RECORD EXTRACTS:
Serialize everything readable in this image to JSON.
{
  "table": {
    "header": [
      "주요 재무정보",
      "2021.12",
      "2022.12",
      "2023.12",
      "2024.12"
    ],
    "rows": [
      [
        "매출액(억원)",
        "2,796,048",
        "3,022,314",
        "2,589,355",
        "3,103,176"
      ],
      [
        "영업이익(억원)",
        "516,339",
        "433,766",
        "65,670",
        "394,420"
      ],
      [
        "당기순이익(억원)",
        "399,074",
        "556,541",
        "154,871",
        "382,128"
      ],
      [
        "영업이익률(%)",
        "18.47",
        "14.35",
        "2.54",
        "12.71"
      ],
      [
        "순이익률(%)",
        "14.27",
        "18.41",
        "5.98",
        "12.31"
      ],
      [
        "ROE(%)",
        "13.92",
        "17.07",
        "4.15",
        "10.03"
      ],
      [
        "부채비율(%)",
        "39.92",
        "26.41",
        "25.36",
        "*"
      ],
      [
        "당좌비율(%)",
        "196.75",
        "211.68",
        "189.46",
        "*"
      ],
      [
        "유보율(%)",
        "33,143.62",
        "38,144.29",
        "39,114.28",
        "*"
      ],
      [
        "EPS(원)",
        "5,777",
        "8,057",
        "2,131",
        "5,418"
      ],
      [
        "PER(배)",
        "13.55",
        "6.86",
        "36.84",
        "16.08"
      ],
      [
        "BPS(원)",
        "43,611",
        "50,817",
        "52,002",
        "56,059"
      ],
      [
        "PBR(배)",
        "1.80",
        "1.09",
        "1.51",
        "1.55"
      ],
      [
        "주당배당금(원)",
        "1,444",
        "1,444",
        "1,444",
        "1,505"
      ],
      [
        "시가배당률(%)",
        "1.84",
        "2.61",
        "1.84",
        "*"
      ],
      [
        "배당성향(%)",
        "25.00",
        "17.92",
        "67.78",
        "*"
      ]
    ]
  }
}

WRITTEN EXERCISE: Write out every entry word for word.

TASK ANSWER:
Serialize everything readable in this image to JSON.
{
  "table": {
    "header": [
      "주요 재무정보",
      "2021.12",
      "2022.12",
      "2023.12",
      "2024.12"
    ],
    "rows": [
      [
        "매출액(억원)",
        "2,796,048",
        "3,022,314",
        "2,589,355",
        "3,103,176"
      ],
      [
        "영업이익(억원)",
        "516,339",
        "433,766",
        "65,670",
        "394,420"
      ],
      [
        "당기순이익(억원)",
        "399,074",
        "556,541",
        "154,871",
        "382,128"
      ],
      [
        "영업이익률(%)",
        "18.47",
        "14.35",
        "2.54",
        "12.71"
      ],
      [
        "순이익률(%)",
        "14.27",
        "18.41",
        "5.98",
        "12.31"
      ],
      [
        "ROE(%)",
        "13.92",
        "17.07",
        "4.15",
        "10.03"
      ],
      [
        "부채비율(%)",
        "39.92",
        "26.41",
        "25.36",
        "*"
      ],
      [
        "당좌비율(%)",
        "196.75",
        "211.68",
        "189.46",
        "*"
      ],
      [
        "유보율(%)",
        "33,143.62",
        "38,144.29",
        "39,114.28",
        "*"
      ],
      [
        "EPS(원)",
        "5,777",
        "8,057",
        "2,131",
        "5,418"
      ],
      [
        "PER(배)",
        "13.55",
        "6.86",
        "36.84",
        "16.08"
      ],
      [
        "BPS(원)",
        "43,611",
        "50,817",
        "52,002",
        "56,059"
      ],
      [
        "PBR(배)",
        "1.80",
        "1.09",
        "1.51",
        "1.55"
      ],
      [
        "주당배당금(원)",
        "1,444",
        "1,444",
        "1,444",
        "1,505"
      ],
      [
        "시가배당률(%)",
        "1.84",
        "2.61",
        "1.84",
        "*"
      ],
      [
        "배당성향(%)",
        "25.00",
        "17.92",
        "67.78",
        "*"
      ]
    ]
  }
}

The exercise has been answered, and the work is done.